┏━━

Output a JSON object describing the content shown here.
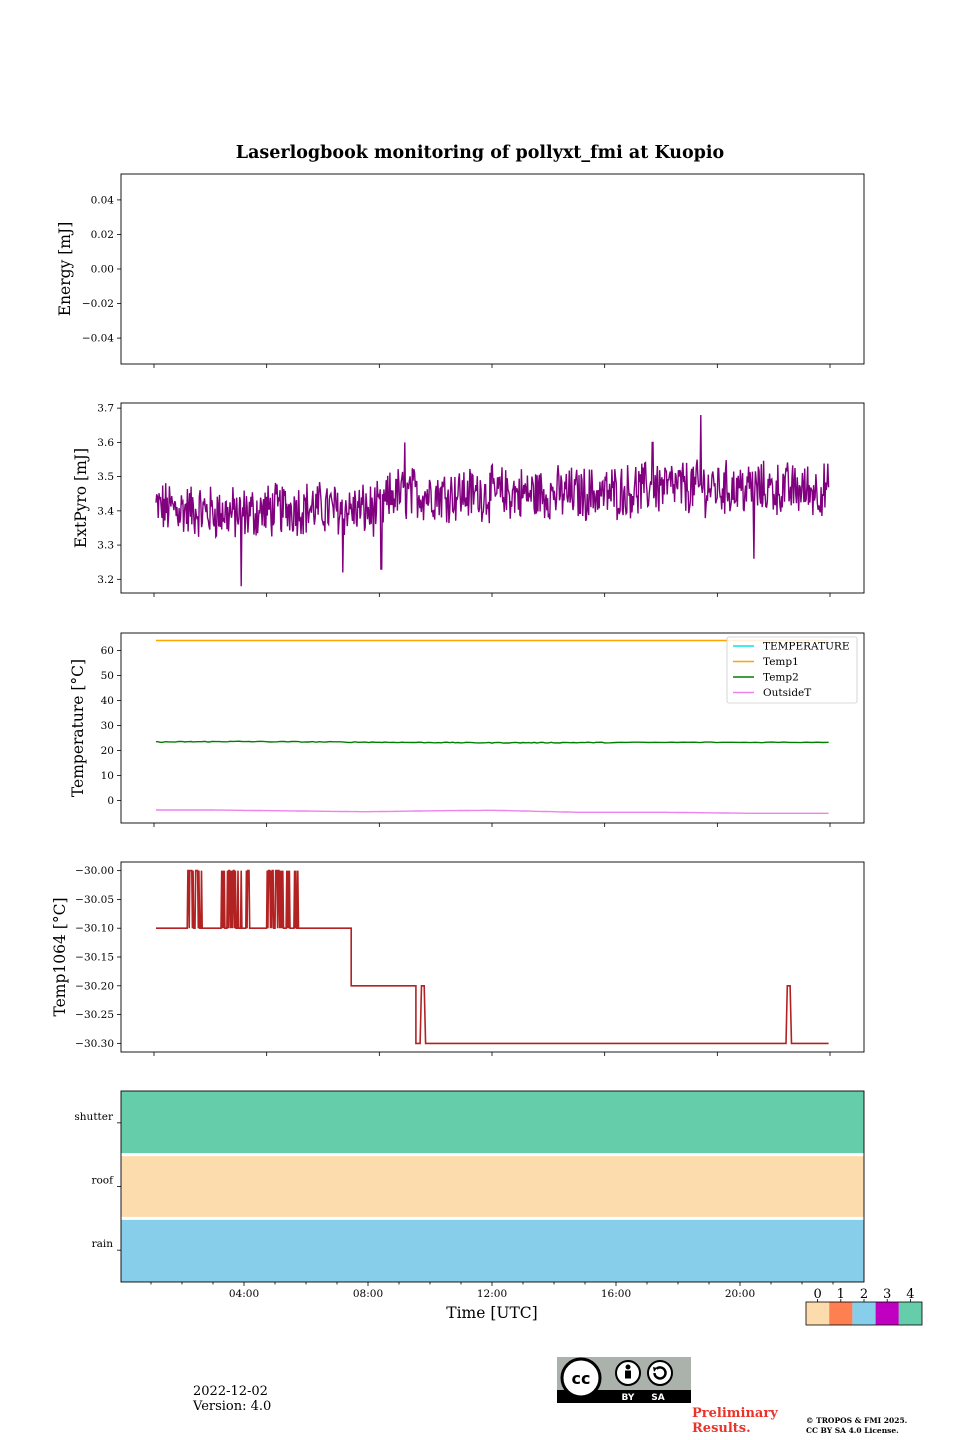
{
  "title": "Laserlogbook monitoring of pollyxt_fmi at Kuopio",
  "footer": {
    "date": "2022-12-02",
    "version": "Version: 4.0",
    "preliminary_line1": "Preliminary",
    "preliminary_line2": "Results.",
    "copyright_line1": "© TROPOS & FMI 2025.",
    "copyright_line2": "CC BY SA 4.0 License.",
    "license_by": "BY",
    "license_sa": "SA"
  },
  "chart_data": [
    {
      "id": "energy",
      "type": "line",
      "ylabel": "Energy [mJ]",
      "ylim": [
        -0.055,
        0.055
      ],
      "yticks": [
        0.04,
        0.02,
        0.0,
        -0.02,
        -0.04
      ],
      "ytick_labels": [
        "0.04",
        "0.02",
        "0.00",
        "−0.02",
        "−0.04"
      ],
      "series": []
    },
    {
      "id": "extpyro",
      "type": "line",
      "ylabel": "ExtPyro [mJ]",
      "ylim": [
        3.16,
        3.715
      ],
      "yticks": [
        3.7,
        3.6,
        3.5,
        3.4,
        3.3,
        3.2
      ],
      "ytick_labels": [
        "3.7",
        "3.6",
        "3.5",
        "3.4",
        "3.3",
        "3.2"
      ],
      "series": [
        {
          "name": "ExtPyro",
          "color": "#800080",
          "x_range_hours": [
            0.07,
            23.95
          ],
          "segments": [
            {
              "x": [
                0.07,
                3.0,
                5.0,
                8.0,
                8.5,
                12.0,
                16.0,
                18.0,
                23.95
              ],
              "mean": [
                3.41,
                3.39,
                3.41,
                3.4,
                3.45,
                3.45,
                3.45,
                3.47,
                3.46
              ]
            }
          ],
          "noise_amplitude": 0.07,
          "spikes": [
            [
              3.1,
              3.18
            ],
            [
              6.7,
              3.22
            ],
            [
              8.07,
              3.23
            ],
            [
              19.42,
              3.68
            ],
            [
              21.3,
              3.26
            ],
            [
              8.9,
              3.6
            ],
            [
              17.7,
              3.6
            ]
          ]
        }
      ]
    },
    {
      "id": "temperature",
      "type": "line",
      "ylabel": "Temperature [°C]",
      "ylim": [
        -9,
        67
      ],
      "yticks": [
        60,
        50,
        40,
        30,
        20,
        10,
        0
      ],
      "ytick_labels": [
        "60",
        "50",
        "40",
        "30",
        "20",
        "10",
        "0"
      ],
      "legend": "top-right",
      "series": [
        {
          "name": "TEMPERATURE",
          "color": "#00e5e5",
          "x": [],
          "values": []
        },
        {
          "name": "Temp1",
          "color": "#ffa500",
          "x": [
            0.07,
            23.95
          ],
          "values": [
            64,
            64
          ]
        },
        {
          "name": "Temp2",
          "color": "#008000",
          "x": [
            0.07,
            3.0,
            8.0,
            12.0,
            16.0,
            23.95
          ],
          "values": [
            23.4,
            23.6,
            23.3,
            23.1,
            23.2,
            23.3
          ]
        },
        {
          "name": "OutsideT",
          "color": "#ee82ee",
          "x": [
            0.07,
            2.0,
            4.5,
            7.5,
            10.0,
            12.0,
            15.0,
            18.0,
            21.0,
            23.95
          ],
          "values": [
            -3.8,
            -3.8,
            -4.1,
            -4.5,
            -4.1,
            -3.9,
            -4.7,
            -4.7,
            -5.1,
            -5.1
          ]
        }
      ]
    },
    {
      "id": "temp1064",
      "type": "line",
      "ylabel": "Temp1064 [°C]",
      "ylim": [
        -30.315,
        -29.985
      ],
      "yticks": [
        -30.0,
        -30.05,
        -30.1,
        -30.15,
        -30.2,
        -30.25,
        -30.3
      ],
      "ytick_labels": [
        "−30.00",
        "−30.05",
        "−30.10",
        "−30.15",
        "−30.20",
        "−30.25",
        "−30.30"
      ],
      "series": [
        {
          "name": "Temp1064",
          "color": "#b22222",
          "levels": [
            {
              "x0": 0.07,
              "x1": 7.0,
              "value": -30.1
            },
            {
              "x0": 7.0,
              "x1": 9.3,
              "value": -30.2
            },
            {
              "x0": 9.3,
              "x1": 23.95,
              "value": -30.3
            }
          ],
          "flicker_windows": [
            {
              "x0": 1.2,
              "x1": 1.7,
              "low": -30.1,
              "high": -30.0
            },
            {
              "x0": 2.4,
              "x1": 3.4,
              "low": -30.1,
              "high": -30.0
            },
            {
              "x0": 4.0,
              "x1": 5.2,
              "low": -30.1,
              "high": -30.0
            },
            {
              "x0": 9.0,
              "x1": 9.6,
              "low": -30.3,
              "high": -30.2
            },
            {
              "x0": 22.2,
              "x1": 22.6,
              "low": -30.3,
              "high": -30.2
            }
          ]
        }
      ]
    },
    {
      "id": "status",
      "type": "heatmap",
      "xlabel": "Time [UTC]",
      "rows": [
        "shutter",
        "roof",
        "rain"
      ],
      "values": [
        4,
        0,
        2
      ],
      "colorbar": {
        "ticks": [
          "0",
          "1",
          "2",
          "3",
          "4"
        ],
        "colors": [
          "#fcdcac",
          "#fe7f50",
          "#87ceeb",
          "#c000c0",
          "#66cdaa"
        ]
      },
      "xticks_hours": [
        4,
        8,
        12,
        16,
        20
      ],
      "xtick_labels": [
        "04:00",
        "08:00",
        "12:00",
        "16:00",
        "20:00"
      ]
    }
  ]
}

┗━━

**EXERCISE DESCRIPTION**
Give every line back word for word and leave the pictures out.

**RESULT FOR THIS TASK**
Output a JSON object describing the content shown here.
{
  "title": "Laserlogbook monitoring of pollyxt_fmi at Kuopio",
  "footer": {
    "date": "2022-12-02",
    "version": "Version: 4.0",
    "preliminary_line1": "Preliminary",
    "preliminary_line2": "Results.",
    "copyright_line1": "© TROPOS & FMI 2025.",
    "copyright_line2": "CC BY SA 4.0 License.",
    "license_by": "BY",
    "license_sa": "SA"
  },
  "chart_data": [
    {
      "id": "energy",
      "type": "line",
      "ylabel": "Energy [mJ]",
      "ylim": [
        -0.055,
        0.055
      ],
      "yticks": [
        0.04,
        0.02,
        0.0,
        -0.02,
        -0.04
      ],
      "ytick_labels": [
        "0.04",
        "0.02",
        "0.00",
        "−0.02",
        "−0.04"
      ],
      "series": []
    },
    {
      "id": "extpyro",
      "type": "line",
      "ylabel": "ExtPyro [mJ]",
      "ylim": [
        3.16,
        3.715
      ],
      "yticks": [
        3.7,
        3.6,
        3.5,
        3.4,
        3.3,
        3.2
      ],
      "ytick_labels": [
        "3.7",
        "3.6",
        "3.5",
        "3.4",
        "3.3",
        "3.2"
      ],
      "series": [
        {
          "name": "ExtPyro",
          "color": "#800080",
          "x_range_hours": [
            0.07,
            23.95
          ],
          "segments": [
            {
              "x": [
                0.07,
                3.0,
                5.0,
                8.0,
                8.5,
                12.0,
                16.0,
                18.0,
                23.95
              ],
              "mean": [
                3.41,
                3.39,
                3.41,
                3.4,
                3.45,
                3.45,
                3.45,
                3.47,
                3.46
              ]
            }
          ],
          "noise_amplitude": 0.07,
          "spikes": [
            [
              3.1,
              3.18
            ],
            [
              6.7,
              3.22
            ],
            [
              8.07,
              3.23
            ],
            [
              19.42,
              3.68
            ],
            [
              21.3,
              3.26
            ],
            [
              8.9,
              3.6
            ],
            [
              17.7,
              3.6
            ]
          ]
        }
      ]
    },
    {
      "id": "temperature",
      "type": "line",
      "ylabel": "Temperature [°C]",
      "ylim": [
        -9,
        67
      ],
      "yticks": [
        60,
        50,
        40,
        30,
        20,
        10,
        0
      ],
      "ytick_labels": [
        "60",
        "50",
        "40",
        "30",
        "20",
        "10",
        "0"
      ],
      "legend": "top-right",
      "series": [
        {
          "name": "TEMPERATURE",
          "color": "#00e5e5",
          "x": [],
          "values": []
        },
        {
          "name": "Temp1",
          "color": "#ffa500",
          "x": [
            0.07,
            23.95
          ],
          "values": [
            64,
            64
          ]
        },
        {
          "name": "Temp2",
          "color": "#008000",
          "x": [
            0.07,
            3.0,
            8.0,
            12.0,
            16.0,
            23.95
          ],
          "values": [
            23.4,
            23.6,
            23.3,
            23.1,
            23.2,
            23.3
          ]
        },
        {
          "name": "OutsideT",
          "color": "#ee82ee",
          "x": [
            0.07,
            2.0,
            4.5,
            7.5,
            10.0,
            12.0,
            15.0,
            18.0,
            21.0,
            23.95
          ],
          "values": [
            -3.8,
            -3.8,
            -4.1,
            -4.5,
            -4.1,
            -3.9,
            -4.7,
            -4.7,
            -5.1,
            -5.1
          ]
        }
      ]
    },
    {
      "id": "temp1064",
      "type": "line",
      "ylabel": "Temp1064 [°C]",
      "ylim": [
        -30.315,
        -29.985
      ],
      "yticks": [
        -30.0,
        -30.05,
        -30.1,
        -30.15,
        -30.2,
        -30.25,
        -30.3
      ],
      "ytick_labels": [
        "−30.00",
        "−30.05",
        "−30.10",
        "−30.15",
        "−30.20",
        "−30.25",
        "−30.30"
      ],
      "series": [
        {
          "name": "Temp1064",
          "color": "#b22222",
          "levels": [
            {
              "x0": 0.07,
              "x1": 7.0,
              "value": -30.1
            },
            {
              "x0": 7.0,
              "x1": 9.3,
              "value": -30.2
            },
            {
              "x0": 9.3,
              "x1": 23.95,
              "value": -30.3
            }
          ],
          "flicker_windows": [
            {
              "x0": 1.2,
              "x1": 1.7,
              "low": -30.1,
              "high": -30.0
            },
            {
              "x0": 2.4,
              "x1": 3.4,
              "low": -30.1,
              "high": -30.0
            },
            {
              "x0": 4.0,
              "x1": 5.2,
              "low": -30.1,
              "high": -30.0
            },
            {
              "x0": 9.0,
              "x1": 9.6,
              "low": -30.3,
              "high": -30.2
            },
            {
              "x0": 22.2,
              "x1": 22.6,
              "low": -30.3,
              "high": -30.2
            }
          ]
        }
      ]
    },
    {
      "id": "status",
      "type": "heatmap",
      "xlabel": "Time [UTC]",
      "rows": [
        "shutter",
        "roof",
        "rain"
      ],
      "values": [
        4,
        0,
        2
      ],
      "colorbar": {
        "ticks": [
          "0",
          "1",
          "2",
          "3",
          "4"
        ],
        "colors": [
          "#fcdcac",
          "#fe7f50",
          "#87ceeb",
          "#c000c0",
          "#66cdaa"
        ]
      },
      "xticks_hours": [
        4,
        8,
        12,
        16,
        20
      ],
      "xtick_labels": [
        "04:00",
        "08:00",
        "12:00",
        "16:00",
        "20:00"
      ]
    }
  ]
}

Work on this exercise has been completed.